-- Records to process start --

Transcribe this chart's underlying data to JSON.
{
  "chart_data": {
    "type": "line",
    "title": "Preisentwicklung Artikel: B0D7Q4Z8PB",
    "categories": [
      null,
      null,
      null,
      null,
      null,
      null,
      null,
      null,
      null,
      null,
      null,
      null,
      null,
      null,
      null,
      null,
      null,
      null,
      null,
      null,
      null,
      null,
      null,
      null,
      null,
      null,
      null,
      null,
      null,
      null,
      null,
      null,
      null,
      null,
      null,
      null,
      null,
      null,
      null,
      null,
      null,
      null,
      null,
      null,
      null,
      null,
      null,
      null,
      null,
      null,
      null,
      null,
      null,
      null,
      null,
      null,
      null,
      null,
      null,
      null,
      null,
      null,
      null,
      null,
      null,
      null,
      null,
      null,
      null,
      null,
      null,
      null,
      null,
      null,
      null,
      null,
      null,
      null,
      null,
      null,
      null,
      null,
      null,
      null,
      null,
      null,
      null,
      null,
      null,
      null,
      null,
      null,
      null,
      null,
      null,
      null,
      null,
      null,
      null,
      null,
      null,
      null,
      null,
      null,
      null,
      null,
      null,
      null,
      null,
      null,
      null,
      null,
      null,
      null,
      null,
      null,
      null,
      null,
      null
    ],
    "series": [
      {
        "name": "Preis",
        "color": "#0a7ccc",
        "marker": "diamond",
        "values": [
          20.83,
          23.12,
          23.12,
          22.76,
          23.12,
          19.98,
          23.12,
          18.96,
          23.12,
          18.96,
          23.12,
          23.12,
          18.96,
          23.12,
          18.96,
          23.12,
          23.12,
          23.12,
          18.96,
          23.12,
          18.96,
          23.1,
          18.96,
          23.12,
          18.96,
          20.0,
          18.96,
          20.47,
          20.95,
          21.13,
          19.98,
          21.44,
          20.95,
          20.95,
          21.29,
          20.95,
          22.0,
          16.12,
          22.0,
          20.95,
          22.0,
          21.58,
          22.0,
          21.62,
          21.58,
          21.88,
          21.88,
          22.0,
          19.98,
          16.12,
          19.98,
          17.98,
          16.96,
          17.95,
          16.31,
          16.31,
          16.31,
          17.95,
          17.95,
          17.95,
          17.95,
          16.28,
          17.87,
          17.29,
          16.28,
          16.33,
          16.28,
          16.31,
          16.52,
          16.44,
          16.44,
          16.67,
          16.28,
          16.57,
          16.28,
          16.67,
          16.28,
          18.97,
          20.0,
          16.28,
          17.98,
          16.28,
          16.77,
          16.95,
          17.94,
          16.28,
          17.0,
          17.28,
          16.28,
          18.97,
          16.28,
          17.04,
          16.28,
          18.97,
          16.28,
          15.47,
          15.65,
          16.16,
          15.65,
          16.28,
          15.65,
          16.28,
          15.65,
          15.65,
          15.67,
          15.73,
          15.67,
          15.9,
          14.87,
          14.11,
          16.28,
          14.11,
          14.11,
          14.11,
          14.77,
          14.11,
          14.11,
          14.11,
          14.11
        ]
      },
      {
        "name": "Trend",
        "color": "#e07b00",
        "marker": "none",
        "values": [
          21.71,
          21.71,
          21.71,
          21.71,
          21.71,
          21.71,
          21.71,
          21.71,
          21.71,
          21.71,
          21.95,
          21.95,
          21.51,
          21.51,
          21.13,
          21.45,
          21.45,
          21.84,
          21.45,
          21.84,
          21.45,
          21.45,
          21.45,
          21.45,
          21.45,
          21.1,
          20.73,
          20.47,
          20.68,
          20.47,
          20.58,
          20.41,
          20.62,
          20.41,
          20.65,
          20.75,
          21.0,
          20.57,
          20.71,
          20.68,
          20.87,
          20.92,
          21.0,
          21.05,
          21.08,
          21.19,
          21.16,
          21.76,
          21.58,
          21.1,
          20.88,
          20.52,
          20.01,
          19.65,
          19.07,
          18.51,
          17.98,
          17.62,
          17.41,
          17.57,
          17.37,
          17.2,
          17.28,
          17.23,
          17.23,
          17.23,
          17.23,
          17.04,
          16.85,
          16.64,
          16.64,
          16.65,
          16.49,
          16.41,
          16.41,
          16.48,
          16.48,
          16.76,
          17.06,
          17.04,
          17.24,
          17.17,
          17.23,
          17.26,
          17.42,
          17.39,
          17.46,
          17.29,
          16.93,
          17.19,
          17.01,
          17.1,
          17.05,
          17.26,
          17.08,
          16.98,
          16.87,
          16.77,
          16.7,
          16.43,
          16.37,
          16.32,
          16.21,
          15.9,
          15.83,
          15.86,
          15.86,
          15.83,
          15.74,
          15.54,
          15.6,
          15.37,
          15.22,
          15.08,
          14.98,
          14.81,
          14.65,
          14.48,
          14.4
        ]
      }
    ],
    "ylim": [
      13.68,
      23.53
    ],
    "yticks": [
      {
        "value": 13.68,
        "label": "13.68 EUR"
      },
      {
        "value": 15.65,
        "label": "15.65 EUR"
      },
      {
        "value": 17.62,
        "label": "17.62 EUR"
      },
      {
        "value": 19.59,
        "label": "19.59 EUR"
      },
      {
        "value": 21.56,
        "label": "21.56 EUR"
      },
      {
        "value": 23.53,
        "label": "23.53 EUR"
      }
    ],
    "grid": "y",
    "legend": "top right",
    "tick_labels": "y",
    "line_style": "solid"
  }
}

-- Records to process end --

■ Exercise directions ■
Transcribe the whole listing with nothing added or left out.

■ Answer to this problem ■
Transcribe this chart's underlying data to JSON.
{
  "chart_data": {
    "type": "line",
    "title": "Preisentwicklung Artikel: B0D7Q4Z8PB",
    "categories": [
      null,
      null,
      null,
      null,
      null,
      null,
      null,
      null,
      null,
      null,
      null,
      null,
      null,
      null,
      null,
      null,
      null,
      null,
      null,
      null,
      null,
      null,
      null,
      null,
      null,
      null,
      null,
      null,
      null,
      null,
      null,
      null,
      null,
      null,
      null,
      null,
      null,
      null,
      null,
      null,
      null,
      null,
      null,
      null,
      null,
      null,
      null,
      null,
      null,
      null,
      null,
      null,
      null,
      null,
      null,
      null,
      null,
      null,
      null,
      null,
      null,
      null,
      null,
      null,
      null,
      null,
      null,
      null,
      null,
      null,
      null,
      null,
      null,
      null,
      null,
      null,
      null,
      null,
      null,
      null,
      null,
      null,
      null,
      null,
      null,
      null,
      null,
      null,
      null,
      null,
      null,
      null,
      null,
      null,
      null,
      null,
      null,
      null,
      null,
      null,
      null,
      null,
      null,
      null,
      null,
      null,
      null,
      null,
      null,
      null,
      null,
      null,
      null,
      null,
      null,
      null,
      null,
      null,
      null
    ],
    "series": [
      {
        "name": "Preis",
        "color": "#0a7ccc",
        "marker": "diamond",
        "values": [
          20.83,
          23.12,
          23.12,
          22.76,
          23.12,
          19.98,
          23.12,
          18.96,
          23.12,
          18.96,
          23.12,
          23.12,
          18.96,
          23.12,
          18.96,
          23.12,
          23.12,
          23.12,
          18.96,
          23.12,
          18.96,
          23.1,
          18.96,
          23.12,
          18.96,
          20.0,
          18.96,
          20.47,
          20.95,
          21.13,
          19.98,
          21.44,
          20.95,
          20.95,
          21.29,
          20.95,
          22.0,
          16.12,
          22.0,
          20.95,
          22.0,
          21.58,
          22.0,
          21.62,
          21.58,
          21.88,
          21.88,
          22.0,
          19.98,
          16.12,
          19.98,
          17.98,
          16.96,
          17.95,
          16.31,
          16.31,
          16.31,
          17.95,
          17.95,
          17.95,
          17.95,
          16.28,
          17.87,
          17.29,
          16.28,
          16.33,
          16.28,
          16.31,
          16.52,
          16.44,
          16.44,
          16.67,
          16.28,
          16.57,
          16.28,
          16.67,
          16.28,
          18.97,
          20.0,
          16.28,
          17.98,
          16.28,
          16.77,
          16.95,
          17.94,
          16.28,
          17.0,
          17.28,
          16.28,
          18.97,
          16.28,
          17.04,
          16.28,
          18.97,
          16.28,
          15.47,
          15.65,
          16.16,
          15.65,
          16.28,
          15.65,
          16.28,
          15.65,
          15.65,
          15.67,
          15.73,
          15.67,
          15.9,
          14.87,
          14.11,
          16.28,
          14.11,
          14.11,
          14.11,
          14.77,
          14.11,
          14.11,
          14.11,
          14.11
        ]
      },
      {
        "name": "Trend",
        "color": "#e07b00",
        "marker": "none",
        "values": [
          21.71,
          21.71,
          21.71,
          21.71,
          21.71,
          21.71,
          21.71,
          21.71,
          21.71,
          21.71,
          21.95,
          21.95,
          21.51,
          21.51,
          21.13,
          21.45,
          21.45,
          21.84,
          21.45,
          21.84,
          21.45,
          21.45,
          21.45,
          21.45,
          21.45,
          21.1,
          20.73,
          20.47,
          20.68,
          20.47,
          20.58,
          20.41,
          20.62,
          20.41,
          20.65,
          20.75,
          21.0,
          20.57,
          20.71,
          20.68,
          20.87,
          20.92,
          21.0,
          21.05,
          21.08,
          21.19,
          21.16,
          21.76,
          21.58,
          21.1,
          20.88,
          20.52,
          20.01,
          19.65,
          19.07,
          18.51,
          17.98,
          17.62,
          17.41,
          17.57,
          17.37,
          17.2,
          17.28,
          17.23,
          17.23,
          17.23,
          17.23,
          17.04,
          16.85,
          16.64,
          16.64,
          16.65,
          16.49,
          16.41,
          16.41,
          16.48,
          16.48,
          16.76,
          17.06,
          17.04,
          17.24,
          17.17,
          17.23,
          17.26,
          17.42,
          17.39,
          17.46,
          17.29,
          16.93,
          17.19,
          17.01,
          17.1,
          17.05,
          17.26,
          17.08,
          16.98,
          16.87,
          16.77,
          16.7,
          16.43,
          16.37,
          16.32,
          16.21,
          15.9,
          15.83,
          15.86,
          15.86,
          15.83,
          15.74,
          15.54,
          15.6,
          15.37,
          15.22,
          15.08,
          14.98,
          14.81,
          14.65,
          14.48,
          14.4
        ]
      }
    ],
    "ylim": [
      13.68,
      23.53
    ],
    "yticks": [
      {
        "value": 13.68,
        "label": "13.68 EUR"
      },
      {
        "value": 15.65,
        "label": "15.65 EUR"
      },
      {
        "value": 17.62,
        "label": "17.62 EUR"
      },
      {
        "value": 19.59,
        "label": "19.59 EUR"
      },
      {
        "value": 21.56,
        "label": "21.56 EUR"
      },
      {
        "value": 23.53,
        "label": "23.53 EUR"
      }
    ],
    "grid": "y",
    "legend": "top right",
    "tick_labels": "y",
    "line_style": "solid"
  }
}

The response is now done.